» **Stated problem a**
Copy the passage of the loan prediction page from "1.2 Bivariate and Multivariate" up to and including "by property area.".

Exploratory Data Analysis and Hypothesis Testing - Loan Prediction

Problem Statement:

About Company
Dream Housing Finance company deals in all home loans. They have presence across all urban, semi urban and rural areas. Customer first apply for home loan after that company validates the customer eligibility for loan.

Problem
Company wants to automate the loan eligibility process (real time) based on customer detail provided while filling online application form. These details are Gender, Marital Status, Education, Number of Dependents, Income, Loan Amount, Credit History and others. To automate this process, they have given a problem to identify the customers segments, those are eligible for loan amount so that they can specifically target these customers. 

Introduction
The objective of this project is to do “Exploratory Analysis” and “Hypothesis Testing” on the features of this dataset to find various insights as to how each feature affects the chances of getting a loan.

Dataset
The Loan Prediction dataset consists of 613 customer details and 13 features.
Variable
Description
Loan_ID
Unique Loan ID
Gender
Male/ Female
Married
Applicant married (Y/N)
Dependents
Number of dependents
Education
Applicant Education (Graduate/ Under Graduate)
Self_Employed
Self employed (Y/N)
ApplicantIncome
Applicant income
CoapplicantIncome
Coapplicant income
LoanAmount
Loan amount in thousands
Loan_Amount_Term
Term of loan in months
Credit_History
credit history meets guidelines
Property_Area
Urban/ Semi Urban/ Rural
Loan_Status
Loan approved (Y/N) --> Target Variable


SECTION 1:
Exploratory Data Analysis
1.1   Univariate Analysis
        Categorical Features:


Numerical Features:
1. Applicant Income:






    2. Coapplicant Income:





    3. Loan Amount:

    

1.2 Bivariate and Multivariate Analysis
Categorical Features:

   1. Property Area vs Loan Status:         
Question: is there an association between getting a Loan and the Property Area?
Since, P(A) != P(A/B), we can conclude that there is an association between getting a loan and the property area. The probability of getting a loan, regardless of property area, is 68.7%.
However, examination of a contingency table containing both Loan Status and Property area showed that the conditional probability of getting a loan changes by property area.
Visual examination of the barplot shows the conditional probabilities of getting a loan are not equal across Property areas.

      2. Credit History vs Loan Status:                                                                  
Question: is there an association between getting a Loan and Credit History?

» **Lines of data**
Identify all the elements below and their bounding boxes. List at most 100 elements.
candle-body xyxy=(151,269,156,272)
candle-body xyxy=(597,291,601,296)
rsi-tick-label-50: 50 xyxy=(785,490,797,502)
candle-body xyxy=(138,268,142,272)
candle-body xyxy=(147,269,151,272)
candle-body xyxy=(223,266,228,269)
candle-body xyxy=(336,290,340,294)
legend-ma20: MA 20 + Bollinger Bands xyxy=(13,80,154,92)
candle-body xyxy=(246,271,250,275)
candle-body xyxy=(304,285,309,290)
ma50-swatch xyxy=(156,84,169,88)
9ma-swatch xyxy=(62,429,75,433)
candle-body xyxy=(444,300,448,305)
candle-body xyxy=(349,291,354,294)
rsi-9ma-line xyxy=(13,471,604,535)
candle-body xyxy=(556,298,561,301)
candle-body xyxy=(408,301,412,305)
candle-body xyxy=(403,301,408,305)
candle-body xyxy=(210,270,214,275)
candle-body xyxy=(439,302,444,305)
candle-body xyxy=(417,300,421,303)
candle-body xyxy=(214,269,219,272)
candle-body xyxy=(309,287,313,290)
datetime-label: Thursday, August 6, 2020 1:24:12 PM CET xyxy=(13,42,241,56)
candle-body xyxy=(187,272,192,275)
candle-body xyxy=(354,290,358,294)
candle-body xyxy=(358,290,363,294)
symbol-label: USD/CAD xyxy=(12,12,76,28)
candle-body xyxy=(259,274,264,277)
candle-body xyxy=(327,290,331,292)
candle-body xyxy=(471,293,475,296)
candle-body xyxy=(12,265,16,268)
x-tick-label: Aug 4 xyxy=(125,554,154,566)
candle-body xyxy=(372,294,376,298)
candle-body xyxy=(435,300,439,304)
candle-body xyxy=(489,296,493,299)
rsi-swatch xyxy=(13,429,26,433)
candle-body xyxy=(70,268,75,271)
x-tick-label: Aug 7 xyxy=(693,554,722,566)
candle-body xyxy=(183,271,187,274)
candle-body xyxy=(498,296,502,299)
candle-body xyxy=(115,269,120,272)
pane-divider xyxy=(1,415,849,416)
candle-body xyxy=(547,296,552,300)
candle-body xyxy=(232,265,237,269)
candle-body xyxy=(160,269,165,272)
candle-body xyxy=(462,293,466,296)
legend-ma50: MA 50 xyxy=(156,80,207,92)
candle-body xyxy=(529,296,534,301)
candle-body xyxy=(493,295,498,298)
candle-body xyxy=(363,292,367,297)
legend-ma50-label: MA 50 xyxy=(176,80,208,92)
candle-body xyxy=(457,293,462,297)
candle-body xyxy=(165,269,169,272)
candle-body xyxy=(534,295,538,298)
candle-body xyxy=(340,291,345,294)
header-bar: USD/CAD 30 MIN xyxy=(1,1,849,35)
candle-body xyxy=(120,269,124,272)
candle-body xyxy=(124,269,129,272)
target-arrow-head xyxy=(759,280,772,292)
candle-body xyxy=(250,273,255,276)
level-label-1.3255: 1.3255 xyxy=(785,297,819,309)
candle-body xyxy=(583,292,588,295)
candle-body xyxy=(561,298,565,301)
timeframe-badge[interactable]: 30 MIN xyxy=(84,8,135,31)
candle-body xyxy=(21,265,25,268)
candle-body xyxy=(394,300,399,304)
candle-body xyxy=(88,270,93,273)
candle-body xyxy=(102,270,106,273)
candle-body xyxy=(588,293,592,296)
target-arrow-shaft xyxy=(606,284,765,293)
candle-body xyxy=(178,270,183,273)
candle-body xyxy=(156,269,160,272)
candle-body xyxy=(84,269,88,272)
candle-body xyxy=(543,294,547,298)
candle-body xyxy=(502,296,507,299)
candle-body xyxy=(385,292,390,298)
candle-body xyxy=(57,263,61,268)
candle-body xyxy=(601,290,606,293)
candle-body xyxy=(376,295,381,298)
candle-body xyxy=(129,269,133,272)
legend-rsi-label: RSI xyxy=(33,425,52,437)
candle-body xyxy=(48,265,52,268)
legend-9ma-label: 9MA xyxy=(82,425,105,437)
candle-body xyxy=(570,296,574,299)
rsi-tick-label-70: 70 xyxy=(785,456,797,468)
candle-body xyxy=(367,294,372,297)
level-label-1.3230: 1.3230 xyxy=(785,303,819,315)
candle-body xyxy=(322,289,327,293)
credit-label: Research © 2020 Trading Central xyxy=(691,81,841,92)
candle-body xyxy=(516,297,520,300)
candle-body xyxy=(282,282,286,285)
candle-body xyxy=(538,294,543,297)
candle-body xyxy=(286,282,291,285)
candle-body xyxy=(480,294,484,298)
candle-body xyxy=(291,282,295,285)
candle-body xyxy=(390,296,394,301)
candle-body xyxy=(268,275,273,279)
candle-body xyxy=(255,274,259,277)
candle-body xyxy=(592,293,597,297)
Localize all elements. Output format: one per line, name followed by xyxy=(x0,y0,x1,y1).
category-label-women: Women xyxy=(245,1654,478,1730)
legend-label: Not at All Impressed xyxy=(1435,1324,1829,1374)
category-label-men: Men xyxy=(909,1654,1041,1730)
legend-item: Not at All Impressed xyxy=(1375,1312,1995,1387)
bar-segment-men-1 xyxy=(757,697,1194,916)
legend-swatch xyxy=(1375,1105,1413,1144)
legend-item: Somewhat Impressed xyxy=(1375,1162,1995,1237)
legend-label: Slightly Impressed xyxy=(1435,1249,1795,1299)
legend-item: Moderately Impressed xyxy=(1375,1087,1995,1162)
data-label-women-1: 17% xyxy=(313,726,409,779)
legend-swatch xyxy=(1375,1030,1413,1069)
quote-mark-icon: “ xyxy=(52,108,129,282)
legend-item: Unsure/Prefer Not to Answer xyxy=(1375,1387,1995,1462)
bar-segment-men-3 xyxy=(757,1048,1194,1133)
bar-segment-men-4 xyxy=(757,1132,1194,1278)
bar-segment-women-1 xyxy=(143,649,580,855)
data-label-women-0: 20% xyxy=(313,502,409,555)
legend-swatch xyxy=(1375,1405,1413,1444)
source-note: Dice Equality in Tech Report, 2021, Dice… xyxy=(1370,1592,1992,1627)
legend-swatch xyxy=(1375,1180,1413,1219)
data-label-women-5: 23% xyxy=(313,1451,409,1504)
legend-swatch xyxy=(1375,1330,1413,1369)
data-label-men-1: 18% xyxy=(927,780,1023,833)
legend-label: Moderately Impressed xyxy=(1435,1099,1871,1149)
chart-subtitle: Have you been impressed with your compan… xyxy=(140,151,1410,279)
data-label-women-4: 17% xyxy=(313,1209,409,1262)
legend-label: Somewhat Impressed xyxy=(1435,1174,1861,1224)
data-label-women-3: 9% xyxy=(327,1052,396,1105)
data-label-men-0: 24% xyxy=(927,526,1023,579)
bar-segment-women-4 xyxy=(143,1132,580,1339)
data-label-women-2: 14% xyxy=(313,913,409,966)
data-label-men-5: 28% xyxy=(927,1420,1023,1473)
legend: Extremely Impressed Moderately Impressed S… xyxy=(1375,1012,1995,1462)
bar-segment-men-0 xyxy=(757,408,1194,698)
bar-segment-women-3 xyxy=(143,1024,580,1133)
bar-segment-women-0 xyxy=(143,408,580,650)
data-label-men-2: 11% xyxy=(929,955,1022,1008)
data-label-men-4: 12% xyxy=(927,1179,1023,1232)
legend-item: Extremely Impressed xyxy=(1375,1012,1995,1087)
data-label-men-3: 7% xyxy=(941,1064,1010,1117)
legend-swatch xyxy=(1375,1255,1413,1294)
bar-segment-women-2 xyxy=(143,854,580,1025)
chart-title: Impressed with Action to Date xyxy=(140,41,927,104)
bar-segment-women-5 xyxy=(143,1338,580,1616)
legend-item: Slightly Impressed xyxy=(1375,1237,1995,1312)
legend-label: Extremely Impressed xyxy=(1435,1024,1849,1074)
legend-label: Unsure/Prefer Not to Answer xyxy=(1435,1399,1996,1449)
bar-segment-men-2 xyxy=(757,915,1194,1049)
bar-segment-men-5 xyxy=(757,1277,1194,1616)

» **Stated problem b**
Rewrite the listing from its first line up to and including the line with "candle-body xyxy=(498,296,502,299)", swapping "x-tick-label" for "date-axis-label" and leaving everything else unchanged. Give only those lines.

» **Output a**
1.2 Bivariate and Multivariate Analysis
Categorical Features:

   1. Property Area vs Loan Status:         
Question: is there an association between getting a Loan and the Property Area?
Since, P(A) != P(A/B), we can conclude that there is an association between getting a loan and the property area. The probability of getting a loan, regardless of property area, is 68.7%.
However, examination of a contingency table containing both Loan Status and Property area showed that the conditional probability of getting a loan changes by property area.

» **Output b**
Identify all the elements below and their bounding boxes. List at most 100 elements.
candle-body xyxy=(151,269,156,272)
candle-body xyxy=(597,291,601,296)
rsi-tick-label-50: 50 xyxy=(785,490,797,502)
candle-body xyxy=(138,268,142,272)
candle-body xyxy=(147,269,151,272)
candle-body xyxy=(223,266,228,269)
candle-body xyxy=(336,290,340,294)
legend-ma20: MA 20 + Bollinger Bands xyxy=(13,80,154,92)
candle-body xyxy=(246,271,250,275)
candle-body xyxy=(304,285,309,290)
ma50-swatch xyxy=(156,84,169,88)
9ma-swatch xyxy=(62,429,75,433)
candle-body xyxy=(444,300,448,305)
candle-body xyxy=(349,291,354,294)
rsi-9ma-line xyxy=(13,471,604,535)
candle-body xyxy=(556,298,561,301)
candle-body xyxy=(408,301,412,305)
candle-body xyxy=(403,301,408,305)
candle-body xyxy=(210,270,214,275)
candle-body xyxy=(439,302,444,305)
candle-body xyxy=(417,300,421,303)
candle-body xyxy=(214,269,219,272)
candle-body xyxy=(309,287,313,290)
datetime-label: Thursday, August 6, 2020 1:24:12 PM CET xyxy=(13,42,241,56)
candle-body xyxy=(187,272,192,275)
candle-body xyxy=(354,290,358,294)
candle-body xyxy=(358,290,363,294)
symbol-label: USD/CAD xyxy=(12,12,76,28)
candle-body xyxy=(259,274,264,277)
candle-body xyxy=(327,290,331,292)
candle-body xyxy=(471,293,475,296)
candle-body xyxy=(12,265,16,268)
date-axis-label: Aug 4 xyxy=(125,554,154,566)
candle-body xyxy=(372,294,376,298)
candle-body xyxy=(435,300,439,304)
candle-body xyxy=(489,296,493,299)
rsi-swatch xyxy=(13,429,26,433)
candle-body xyxy=(70,268,75,271)
date-axis-label: Aug 7 xyxy=(693,554,722,566)
candle-body xyxy=(183,271,187,274)
candle-body xyxy=(498,296,502,299)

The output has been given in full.